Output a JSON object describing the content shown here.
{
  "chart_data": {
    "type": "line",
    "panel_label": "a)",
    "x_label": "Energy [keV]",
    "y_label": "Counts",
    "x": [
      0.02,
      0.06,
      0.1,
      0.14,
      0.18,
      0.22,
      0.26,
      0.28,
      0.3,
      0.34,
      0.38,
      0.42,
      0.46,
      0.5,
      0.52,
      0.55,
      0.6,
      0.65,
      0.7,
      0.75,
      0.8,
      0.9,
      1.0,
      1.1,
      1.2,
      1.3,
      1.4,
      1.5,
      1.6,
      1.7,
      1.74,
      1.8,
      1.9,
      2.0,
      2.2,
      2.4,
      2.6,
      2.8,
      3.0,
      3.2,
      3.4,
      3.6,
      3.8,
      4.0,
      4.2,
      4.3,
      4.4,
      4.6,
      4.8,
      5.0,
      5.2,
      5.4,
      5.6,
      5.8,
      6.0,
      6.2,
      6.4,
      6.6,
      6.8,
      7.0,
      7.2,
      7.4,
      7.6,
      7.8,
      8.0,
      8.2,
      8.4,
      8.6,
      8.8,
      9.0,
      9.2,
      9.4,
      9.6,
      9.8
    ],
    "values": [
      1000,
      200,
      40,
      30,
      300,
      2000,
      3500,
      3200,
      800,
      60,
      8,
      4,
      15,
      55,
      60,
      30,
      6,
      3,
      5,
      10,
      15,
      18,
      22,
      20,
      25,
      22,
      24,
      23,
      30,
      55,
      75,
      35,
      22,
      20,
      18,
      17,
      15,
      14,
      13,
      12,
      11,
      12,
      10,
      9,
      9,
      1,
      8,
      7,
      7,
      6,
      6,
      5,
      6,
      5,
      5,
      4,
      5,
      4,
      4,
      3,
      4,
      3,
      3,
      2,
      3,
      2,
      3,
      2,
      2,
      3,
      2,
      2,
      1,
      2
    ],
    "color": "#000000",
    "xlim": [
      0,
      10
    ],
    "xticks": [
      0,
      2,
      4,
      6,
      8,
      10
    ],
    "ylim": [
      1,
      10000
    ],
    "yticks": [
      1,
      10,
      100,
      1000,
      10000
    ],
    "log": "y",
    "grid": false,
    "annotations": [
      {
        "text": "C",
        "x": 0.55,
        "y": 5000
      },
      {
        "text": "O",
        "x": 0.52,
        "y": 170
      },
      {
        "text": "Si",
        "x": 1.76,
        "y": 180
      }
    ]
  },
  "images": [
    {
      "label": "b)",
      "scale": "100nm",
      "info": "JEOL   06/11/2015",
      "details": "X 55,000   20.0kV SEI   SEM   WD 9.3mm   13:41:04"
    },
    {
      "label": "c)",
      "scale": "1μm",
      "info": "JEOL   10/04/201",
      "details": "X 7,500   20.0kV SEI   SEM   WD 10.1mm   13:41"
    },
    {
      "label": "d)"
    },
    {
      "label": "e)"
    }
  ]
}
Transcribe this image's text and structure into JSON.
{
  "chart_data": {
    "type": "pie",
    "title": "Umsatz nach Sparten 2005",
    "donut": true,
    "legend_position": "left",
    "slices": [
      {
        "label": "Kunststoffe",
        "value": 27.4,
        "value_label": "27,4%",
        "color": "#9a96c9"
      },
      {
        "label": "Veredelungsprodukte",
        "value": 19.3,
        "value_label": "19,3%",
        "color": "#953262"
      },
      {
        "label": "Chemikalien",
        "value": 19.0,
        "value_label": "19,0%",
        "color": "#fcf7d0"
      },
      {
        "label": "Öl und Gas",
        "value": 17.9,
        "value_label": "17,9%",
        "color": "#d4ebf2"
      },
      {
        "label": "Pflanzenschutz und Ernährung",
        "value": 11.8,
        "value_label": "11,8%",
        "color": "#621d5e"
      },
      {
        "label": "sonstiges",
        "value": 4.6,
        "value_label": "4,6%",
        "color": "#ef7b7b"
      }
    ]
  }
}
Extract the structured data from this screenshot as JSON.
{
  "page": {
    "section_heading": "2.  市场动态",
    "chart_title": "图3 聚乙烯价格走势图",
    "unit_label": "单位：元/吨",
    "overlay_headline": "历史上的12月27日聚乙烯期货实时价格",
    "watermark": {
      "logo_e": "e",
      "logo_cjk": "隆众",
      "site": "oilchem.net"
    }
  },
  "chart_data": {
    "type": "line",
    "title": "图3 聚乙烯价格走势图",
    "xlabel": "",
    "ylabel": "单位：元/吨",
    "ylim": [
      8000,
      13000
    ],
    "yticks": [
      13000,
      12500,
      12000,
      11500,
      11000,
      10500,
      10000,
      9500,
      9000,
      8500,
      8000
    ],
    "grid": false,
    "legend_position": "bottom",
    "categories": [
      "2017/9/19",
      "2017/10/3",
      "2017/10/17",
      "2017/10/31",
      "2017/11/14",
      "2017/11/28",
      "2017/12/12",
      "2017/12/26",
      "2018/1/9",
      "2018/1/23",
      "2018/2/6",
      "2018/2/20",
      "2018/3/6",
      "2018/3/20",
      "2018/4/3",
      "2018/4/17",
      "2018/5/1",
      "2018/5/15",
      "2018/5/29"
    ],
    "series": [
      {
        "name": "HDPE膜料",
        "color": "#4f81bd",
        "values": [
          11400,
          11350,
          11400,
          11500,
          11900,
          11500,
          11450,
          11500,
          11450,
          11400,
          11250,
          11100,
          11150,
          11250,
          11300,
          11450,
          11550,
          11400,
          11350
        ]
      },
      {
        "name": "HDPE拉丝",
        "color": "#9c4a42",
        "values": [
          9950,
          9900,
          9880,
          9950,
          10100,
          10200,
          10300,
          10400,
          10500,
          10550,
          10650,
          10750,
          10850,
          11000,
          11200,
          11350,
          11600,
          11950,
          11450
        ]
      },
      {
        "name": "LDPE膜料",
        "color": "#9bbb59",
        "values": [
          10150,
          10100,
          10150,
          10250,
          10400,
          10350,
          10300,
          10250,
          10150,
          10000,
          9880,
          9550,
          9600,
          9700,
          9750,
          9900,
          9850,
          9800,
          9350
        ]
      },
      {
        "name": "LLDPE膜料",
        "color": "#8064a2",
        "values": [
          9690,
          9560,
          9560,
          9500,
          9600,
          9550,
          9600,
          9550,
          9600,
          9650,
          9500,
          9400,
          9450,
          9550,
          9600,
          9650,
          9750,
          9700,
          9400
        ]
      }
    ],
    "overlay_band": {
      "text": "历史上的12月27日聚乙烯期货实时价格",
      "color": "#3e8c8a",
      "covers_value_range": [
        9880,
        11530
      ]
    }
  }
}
= = = =
Make an exact copy of the records.

Output a JSON object describing the content shown here.
{
  "chart_data": {
    "type": "line",
    "panel_label": "a)",
    "x_label": "Energy [keV]",
    "y_label": "Counts",
    "x": [
      0.02,
      0.06,
      0.1,
      0.14,
      0.18,
      0.22,
      0.26,
      0.28,
      0.3,
      0.34,
      0.38,
      0.42,
      0.46,
      0.5,
      0.52,
      0.55,
      0.6,
      0.65,
      0.7,
      0.75,
      0.8,
      0.9,
      1.0,
      1.1,
      1.2,
      1.3,
      1.4,
      1.5,
      1.6,
      1.7,
      1.74,
      1.8,
      1.9,
      2.0,
      2.2,
      2.4,
      2.6,
      2.8,
      3.0,
      3.2,
      3.4,
      3.6,
      3.8,
      4.0,
      4.2,
      4.3,
      4.4,
      4.6,
      4.8,
      5.0,
      5.2,
      5.4,
      5.6,
      5.8,
      6.0,
      6.2,
      6.4,
      6.6,
      6.8,
      7.0,
      7.2,
      7.4,
      7.6,
      7.8,
      8.0,
      8.2,
      8.4,
      8.6,
      8.8,
      9.0,
      9.2,
      9.4,
      9.6,
      9.8
    ],
    "values": [
      1000,
      200,
      40,
      30,
      300,
      2000,
      3500,
      3200,
      800,
      60,
      8,
      4,
      15,
      55,
      60,
      30,
      6,
      3,
      5,
      10,
      15,
      18,
      22,
      20,
      25,
      22,
      24,
      23,
      30,
      55,
      75,
      35,
      22,
      20,
      18,
      17,
      15,
      14,
      13,
      12,
      11,
      12,
      10,
      9,
      9,
      1,
      8,
      7,
      7,
      6,
      6,
      5,
      6,
      5,
      5,
      4,
      5,
      4,
      4,
      3,
      4,
      3,
      3,
      2,
      3,
      2,
      3,
      2,
      2,
      3,
      2,
      2,
      1,
      2
    ],
    "color": "#000000",
    "xlim": [
      0,
      10
    ],
    "xticks": [
      0,
      2,
      4,
      6,
      8,
      10
    ],
    "ylim": [
      1,
      10000
    ],
    "yticks": [
      1,
      10,
      100,
      1000,
      10000
    ],
    "log": "y",
    "grid": false,
    "annotations": [
      {
        "text": "C",
        "x": 0.55,
        "y": 5000
      },
      {
        "text": "O",
        "x": 0.52,
        "y": 170
      },
      {
        "text": "Si",
        "x": 1.76,
        "y": 180
      }
    ]
  },
  "images": [
    {
      "label": "b)",
      "scale": "100nm",
      "info": "JEOL   06/11/2015",
      "details": "X 55,000   20.0kV SEI   SEM   WD 9.3mm   13:41:04"
    },
    {
      "label": "c)",
      "scale": "1μm",
      "info": "JEOL   10/04/201",
      "details": "X 7,500   20.0kV SEI   SEM   WD 10.1mm   13:41"
    },
    {
      "label": "d)"
    },
    {
      "label": "e)"
    }
  ]
}
Transcribe this image's text and structure into JSON.
{
  "chart_data": {
    "type": "pie",
    "title": "Umsatz nach Sparten 2005",
    "donut": true,
    "legend_position": "left",
    "slices": [
      {
        "label": "Kunststoffe",
        "value": 27.4,
        "value_label": "27,4%",
        "color": "#9a96c9"
      },
      {
        "label": "Veredelungsprodukte",
        "value": 19.3,
        "value_label": "19,3%",
        "color": "#953262"
      },
      {
        "label": "Chemikalien",
        "value": 19.0,
        "value_label": "19,0%",
        "color": "#fcf7d0"
      },
      {
        "label": "Öl und Gas",
        "value": 17.9,
        "value_label": "17,9%",
        "color": "#d4ebf2"
      },
      {
        "label": "Pflanzenschutz und Ernährung",
        "value": 11.8,
        "value_label": "11,8%",
        "color": "#621d5e"
      },
      {
        "label": "sonstiges",
        "value": 4.6,
        "value_label": "4,6%",
        "color": "#ef7b7b"
      }
    ]
  }
}
Extract the structured data from this screenshot as JSON.
{
  "page": {
    "section_heading": "2.  市场动态",
    "chart_title": "图3 聚乙烯价格走势图",
    "unit_label": "单位：元/吨",
    "overlay_headline": "历史上的12月27日聚乙烯期货实时价格",
    "watermark": {
      "logo_e": "e",
      "logo_cjk": "隆众",
      "site": "oilchem.net"
    }
  },
  "chart_data": {
    "type": "line",
    "title": "图3 聚乙烯价格走势图",
    "xlabel": "",
    "ylabel": "单位：元/吨",
    "ylim": [
      8000,
      13000
    ],
    "yticks": [
      13000,
      12500,
      12000,
      11500,
      11000,
      10500,
      10000,
      9500,
      9000,
      8500,
      8000
    ],
    "grid": false,
    "legend_position": "bottom",
    "categories": [
      "2017/9/19",
      "2017/10/3",
      "2017/10/17",
      "2017/10/31",
      "2017/11/14",
      "2017/11/28",
      "2017/12/12",
      "2017/12/26",
      "2018/1/9",
      "2018/1/23",
      "2018/2/6",
      "2018/2/20",
      "2018/3/6",
      "2018/3/20",
      "2018/4/3",
      "2018/4/17",
      "2018/5/1",
      "2018/5/15",
      "2018/5/29"
    ],
    "series": [
      {
        "name": "HDPE膜料",
        "color": "#4f81bd",
        "values": [
          11400,
          11350,
          11400,
          11500,
          11900,
          11500,
          11450,
          11500,
          11450,
          11400,
          11250,
          11100,
          11150,
          11250,
          11300,
          11450,
          11550,
          11400,
          11350
        ]
      },
      {
        "name": "HDPE拉丝",
        "color": "#9c4a42",
        "values": [
          9950,
          9900,
          9880,
          9950,
          10100,
          10200,
          10300,
          10400,
          10500,
          10550,
          10650,
          10750,
          10850,
          11000,
          11200,
          11350,
          11600,
          11950,
          11450
        ]
      },
      {
        "name": "LDPE膜料",
        "color": "#9bbb59",
        "values": [
          10150,
          10100,
          10150,
          10250,
          10400,
          10350,
          10300,
          10250,
          10150,
          10000,
          9880,
          9550,
          9600,
          9700,
          9750,
          9900,
          9850,
          9800,
          9350
        ]
      },
      {
        "name": "LLDPE膜料",
        "color": "#8064a2",
        "values": [
          9690,
          9560,
          9560,
          9500,
          9600,
          9550,
          9600,
          9550,
          9600,
          9650,
          9500,
          9400,
          9450,
          9550,
          9600,
          9650,
          9750,
          9700,
          9400
        ]
      }
    ],
    "overlay_band": {
      "text": "历史上的12月27日聚乙烯期货实时价格",
      "color": "#3e8c8a",
      "covers_value_range": [
        9880,
        11530
      ]
    }
  }
}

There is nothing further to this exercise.